=== Brief ===
Find each line containing the string "线号齐全清晰". Copy it.

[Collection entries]
[BEGIN]
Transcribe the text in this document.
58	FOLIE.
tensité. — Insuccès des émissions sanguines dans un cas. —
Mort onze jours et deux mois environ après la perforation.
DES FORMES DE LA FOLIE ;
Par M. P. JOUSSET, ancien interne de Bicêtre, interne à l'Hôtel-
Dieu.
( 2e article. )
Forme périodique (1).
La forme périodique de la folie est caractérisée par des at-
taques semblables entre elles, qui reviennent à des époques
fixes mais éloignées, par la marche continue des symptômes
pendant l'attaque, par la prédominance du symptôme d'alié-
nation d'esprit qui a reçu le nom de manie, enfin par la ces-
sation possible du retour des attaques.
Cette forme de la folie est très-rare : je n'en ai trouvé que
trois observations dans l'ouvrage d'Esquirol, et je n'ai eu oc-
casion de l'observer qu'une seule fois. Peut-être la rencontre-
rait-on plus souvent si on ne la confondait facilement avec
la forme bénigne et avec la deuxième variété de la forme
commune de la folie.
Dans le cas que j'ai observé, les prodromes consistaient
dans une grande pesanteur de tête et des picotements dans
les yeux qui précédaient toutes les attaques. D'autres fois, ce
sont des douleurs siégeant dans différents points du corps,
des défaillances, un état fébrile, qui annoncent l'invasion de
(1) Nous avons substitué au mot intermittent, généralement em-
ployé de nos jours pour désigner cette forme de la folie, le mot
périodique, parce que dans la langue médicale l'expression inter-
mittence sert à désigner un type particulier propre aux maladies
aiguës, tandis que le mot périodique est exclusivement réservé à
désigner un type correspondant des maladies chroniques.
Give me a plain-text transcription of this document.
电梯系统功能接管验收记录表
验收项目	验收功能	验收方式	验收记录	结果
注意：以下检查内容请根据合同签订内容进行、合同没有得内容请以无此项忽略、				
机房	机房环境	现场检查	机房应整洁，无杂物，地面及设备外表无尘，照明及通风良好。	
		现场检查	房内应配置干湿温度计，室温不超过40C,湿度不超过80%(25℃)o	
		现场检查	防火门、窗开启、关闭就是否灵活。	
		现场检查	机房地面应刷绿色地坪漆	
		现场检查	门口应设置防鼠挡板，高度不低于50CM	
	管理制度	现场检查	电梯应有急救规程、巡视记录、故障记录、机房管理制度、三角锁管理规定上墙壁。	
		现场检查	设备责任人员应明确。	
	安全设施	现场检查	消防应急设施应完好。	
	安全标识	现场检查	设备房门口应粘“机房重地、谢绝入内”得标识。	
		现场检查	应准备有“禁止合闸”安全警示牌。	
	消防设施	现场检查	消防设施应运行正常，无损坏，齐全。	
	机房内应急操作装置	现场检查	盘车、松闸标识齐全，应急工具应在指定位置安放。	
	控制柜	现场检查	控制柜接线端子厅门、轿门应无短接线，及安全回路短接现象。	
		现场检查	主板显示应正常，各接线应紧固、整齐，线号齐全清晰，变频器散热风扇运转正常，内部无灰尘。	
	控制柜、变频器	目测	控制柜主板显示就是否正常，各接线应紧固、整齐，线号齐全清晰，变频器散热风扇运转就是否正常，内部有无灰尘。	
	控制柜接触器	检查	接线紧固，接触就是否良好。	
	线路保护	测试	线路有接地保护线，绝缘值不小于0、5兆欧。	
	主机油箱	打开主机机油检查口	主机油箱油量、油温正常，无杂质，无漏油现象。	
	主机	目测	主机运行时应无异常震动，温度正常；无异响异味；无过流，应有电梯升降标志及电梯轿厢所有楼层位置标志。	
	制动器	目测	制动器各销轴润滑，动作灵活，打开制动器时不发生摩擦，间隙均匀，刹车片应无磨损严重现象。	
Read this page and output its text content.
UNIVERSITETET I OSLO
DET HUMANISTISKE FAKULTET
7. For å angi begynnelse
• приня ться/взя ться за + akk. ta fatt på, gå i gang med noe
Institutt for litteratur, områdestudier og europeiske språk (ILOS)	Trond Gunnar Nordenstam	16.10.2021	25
[END]
=== Task answer ===
		现场检查	主板显示应正常，各接线应紧固、整齐，线号齐全清晰，变频器散热风扇运转正常，内部无灰尘。	
	控制柜、变频器	目测	控制柜主板显示就是否正常，各接线应紧固、整齐，线号齐全清晰，变频器散热风扇运转就是否正常，内部有无灰尘。	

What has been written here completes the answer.